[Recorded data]
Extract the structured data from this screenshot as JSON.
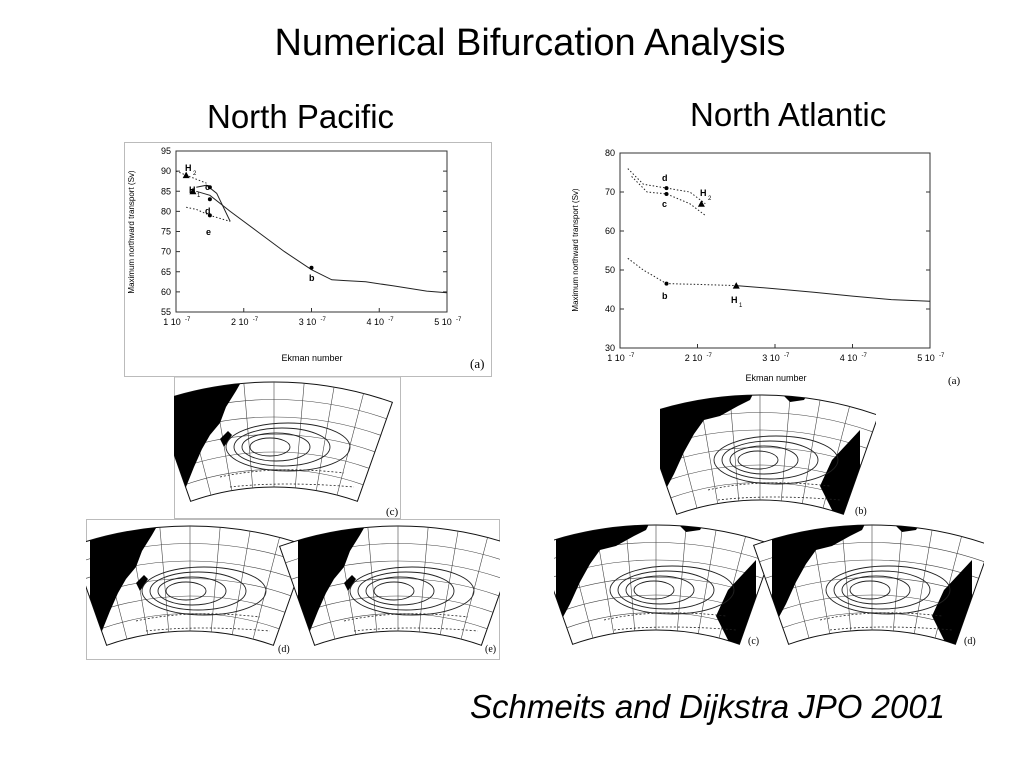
{
  "slide": {
    "title": "Numerical Bifurcation Analysis",
    "left_heading": "North Pacific",
    "right_heading": "North Atlantic",
    "citation": "Schmeits and Dijkstra JPO 2001"
  },
  "pacific_chart": {
    "ylabel": "Maximum northward transport (Sv)",
    "xlabel": "Ekman number",
    "panel_label": "(a)",
    "y_ticks": [
      "95",
      "90",
      "85",
      "80",
      "75",
      "70",
      "65",
      "60",
      "55"
    ],
    "x_ticks": [
      "1 10",
      "2 10",
      "3 10",
      "4 10",
      "5 10"
    ],
    "exp": "-7",
    "points": {
      "H2": "H",
      "H2sub": "2",
      "H1": "H",
      "H1sub": "1",
      "c": "c",
      "d": "d",
      "e": "e",
      "b": "b"
    }
  },
  "atlantic_chart": {
    "ylabel": "Maximum northward transport (Sv)",
    "xlabel": "Ekman number",
    "panel_label": "(a)",
    "y_ticks": [
      "80",
      "70",
      "60",
      "50",
      "40",
      "30"
    ],
    "x_ticks": [
      "1 10",
      "2 10",
      "3 10",
      "4 10",
      "5 10"
    ],
    "exp": "-7",
    "points": {
      "d": "d",
      "c": "c",
      "H2": "H",
      "H2sub": "2",
      "b": "b",
      "H1": "H",
      "H1sub": "1"
    }
  },
  "map_labels": {
    "pac_c": "(c)",
    "pac_d": "(d)",
    "pac_e": "(e)",
    "atl_b": "(b)",
    "atl_c": "(c)",
    "atl_d": "(d)"
  },
  "chart_data": [
    {
      "type": "line",
      "xlabel": "Ekman number",
      "ylabel": "Maximum northward transport (Sv)",
      "xlim": [
        1e-07,
        5e-07
      ],
      "ylim": [
        55,
        95
      ],
      "series": [
        {
          "style": "solid",
          "x": [
            1.3e-07,
            1.5e-07,
            1.8e-07,
            2.2e-07,
            2.6e-07,
            3e-07,
            3.3e-07,
            3.5e-07,
            3.8e-07,
            4.2e-07,
            4.7e-07,
            5e-07
          ],
          "y": [
            85,
            84,
            80,
            75,
            70,
            65.5,
            63,
            62.8,
            62.5,
            61.5,
            60.2,
            59.8
          ]
        },
        {
          "style": "solid",
          "x": [
            1.3e-07,
            1.45e-07,
            1.6e-07,
            1.8e-07
          ],
          "y": [
            86,
            86.5,
            84.5,
            77.5
          ]
        },
        {
          "style": "dotted",
          "x": [
            1e-07,
            1.15e-07,
            1.3e-07,
            1.45e-07
          ],
          "y": [
            90,
            89,
            88,
            87
          ]
        },
        {
          "style": "dotted",
          "x": [
            1.15e-07,
            1.3e-07,
            1.5e-07,
            1.8e-07
          ],
          "y": [
            81,
            80.5,
            79,
            77.5
          ]
        }
      ],
      "labeled_points": [
        {
          "label": "H2",
          "x": 1.15e-07,
          "y": 89
        },
        {
          "label": "H1",
          "x": 1.25e-07,
          "y": 85
        },
        {
          "label": "c",
          "x": 1.5e-07,
          "y": 86
        },
        {
          "label": "d",
          "x": 1.5e-07,
          "y": 83
        },
        {
          "label": "e",
          "x": 1.5e-07,
          "y": 79
        },
        {
          "label": "b",
          "x": 3e-07,
          "y": 66
        }
      ]
    },
    {
      "type": "line",
      "xlabel": "Ekman number",
      "ylabel": "Maximum northward transport (Sv)",
      "xlim": [
        1e-07,
        5e-07
      ],
      "ylim": [
        30,
        80
      ],
      "series": [
        {
          "style": "solid",
          "x": [
            2.5e-07,
            3e-07,
            3.5e-07,
            4e-07,
            4.5e-07,
            5e-07
          ],
          "y": [
            46,
            45.2,
            44.3,
            43.3,
            42.4,
            42
          ]
        },
        {
          "style": "dotted",
          "x": [
            1.1e-07,
            1.3e-07,
            1.6e-07,
            2e-07,
            2.5e-07
          ],
          "y": [
            53,
            50,
            46.5,
            46.3,
            46
          ]
        },
        {
          "style": "dotted",
          "x": [
            1.1e-07,
            1.3e-07,
            1.6e-07,
            1.9e-07,
            2.1e-07
          ],
          "y": [
            76,
            72,
            71,
            70,
            67
          ]
        },
        {
          "style": "dotted",
          "x": [
            1.15e-07,
            1.35e-07,
            1.6e-07,
            1.9e-07,
            2.1e-07
          ],
          "y": [
            74,
            70,
            69.5,
            67,
            64
          ]
        }
      ],
      "labeled_points": [
        {
          "label": "d",
          "x": 1.6e-07,
          "y": 71
        },
        {
          "label": "c",
          "x": 1.6e-07,
          "y": 69.5
        },
        {
          "label": "H2",
          "x": 2.05e-07,
          "y": 67
        },
        {
          "label": "b",
          "x": 1.6e-07,
          "y": 46.5
        },
        {
          "label": "H1",
          "x": 2.5e-07,
          "y": 46
        }
      ]
    }
  ]
}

== What the task asks ==
Output all of the records exactly as they appear above, but not the pictures.

== Task answer ==
Extract the structured data from this screenshot as JSON.
{
  "slide": {
    "title": "Numerical Bifurcation Analysis",
    "left_heading": "North Pacific",
    "right_heading": "North Atlantic",
    "citation": "Schmeits and Dijkstra JPO 2001"
  },
  "pacific_chart": {
    "ylabel": "Maximum northward transport (Sv)",
    "xlabel": "Ekman number",
    "panel_label": "(a)",
    "y_ticks": [
      "95",
      "90",
      "85",
      "80",
      "75",
      "70",
      "65",
      "60",
      "55"
    ],
    "x_ticks": [
      "1 10",
      "2 10",
      "3 10",
      "4 10",
      "5 10"
    ],
    "exp": "-7",
    "points": {
      "H2": "H",
      "H2sub": "2",
      "H1": "H",
      "H1sub": "1",
      "c": "c",
      "d": "d",
      "e": "e",
      "b": "b"
    }
  },
  "atlantic_chart": {
    "ylabel": "Maximum northward transport (Sv)",
    "xlabel": "Ekman number",
    "panel_label": "(a)",
    "y_ticks": [
      "80",
      "70",
      "60",
      "50",
      "40",
      "30"
    ],
    "x_ticks": [
      "1 10",
      "2 10",
      "3 10",
      "4 10",
      "5 10"
    ],
    "exp": "-7",
    "points": {
      "d": "d",
      "c": "c",
      "H2": "H",
      "H2sub": "2",
      "b": "b",
      "H1": "H",
      "H1sub": "1"
    }
  },
  "map_labels": {
    "pac_c": "(c)",
    "pac_d": "(d)",
    "pac_e": "(e)",
    "atl_b": "(b)",
    "atl_c": "(c)",
    "atl_d": "(d)"
  },
  "chart_data": [
    {
      "type": "line",
      "xlabel": "Ekman number",
      "ylabel": "Maximum northward transport (Sv)",
      "xlim": [
        1e-07,
        5e-07
      ],
      "ylim": [
        55,
        95
      ],
      "series": [
        {
          "style": "solid",
          "x": [
            1.3e-07,
            1.5e-07,
            1.8e-07,
            2.2e-07,
            2.6e-07,
            3e-07,
            3.3e-07,
            3.5e-07,
            3.8e-07,
            4.2e-07,
            4.7e-07,
            5e-07
          ],
          "y": [
            85,
            84,
            80,
            75,
            70,
            65.5,
            63,
            62.8,
            62.5,
            61.5,
            60.2,
            59.8
          ]
        },
        {
          "style": "solid",
          "x": [
            1.3e-07,
            1.45e-07,
            1.6e-07,
            1.8e-07
          ],
          "y": [
            86,
            86.5,
            84.5,
            77.5
          ]
        },
        {
          "style": "dotted",
          "x": [
            1e-07,
            1.15e-07,
            1.3e-07,
            1.45e-07
          ],
          "y": [
            90,
            89,
            88,
            87
          ]
        },
        {
          "style": "dotted",
          "x": [
            1.15e-07,
            1.3e-07,
            1.5e-07,
            1.8e-07
          ],
          "y": [
            81,
            80.5,
            79,
            77.5
          ]
        }
      ],
      "labeled_points": [
        {
          "label": "H2",
          "x": 1.15e-07,
          "y": 89
        },
        {
          "label": "H1",
          "x": 1.25e-07,
          "y": 85
        },
        {
          "label": "c",
          "x": 1.5e-07,
          "y": 86
        },
        {
          "label": "d",
          "x": 1.5e-07,
          "y": 83
        },
        {
          "label": "e",
          "x": 1.5e-07,
          "y": 79
        },
        {
          "label": "b",
          "x": 3e-07,
          "y": 66
        }
      ]
    },
    {
      "type": "line",
      "xlabel": "Ekman number",
      "ylabel": "Maximum northward transport (Sv)",
      "xlim": [
        1e-07,
        5e-07
      ],
      "ylim": [
        30,
        80
      ],
      "series": [
        {
          "style": "solid",
          "x": [
            2.5e-07,
            3e-07,
            3.5e-07,
            4e-07,
            4.5e-07,
            5e-07
          ],
          "y": [
            46,
            45.2,
            44.3,
            43.3,
            42.4,
            42
          ]
        },
        {
          "style": "dotted",
          "x": [
            1.1e-07,
            1.3e-07,
            1.6e-07,
            2e-07,
            2.5e-07
          ],
          "y": [
            53,
            50,
            46.5,
            46.3,
            46
          ]
        },
        {
          "style": "dotted",
          "x": [
            1.1e-07,
            1.3e-07,
            1.6e-07,
            1.9e-07,
            2.1e-07
          ],
          "y": [
            76,
            72,
            71,
            70,
            67
          ]
        },
        {
          "style": "dotted",
          "x": [
            1.15e-07,
            1.35e-07,
            1.6e-07,
            1.9e-07,
            2.1e-07
          ],
          "y": [
            74,
            70,
            69.5,
            67,
            64
          ]
        }
      ],
      "labeled_points": [
        {
          "label": "d",
          "x": 1.6e-07,
          "y": 71
        },
        {
          "label": "c",
          "x": 1.6e-07,
          "y": 69.5
        },
        {
          "label": "H2",
          "x": 2.05e-07,
          "y": 67
        },
        {
          "label": "b",
          "x": 1.6e-07,
          "y": 46.5
        },
        {
          "label": "H1",
          "x": 2.5e-07,
          "y": 46
        }
      ]
    }
  ]
}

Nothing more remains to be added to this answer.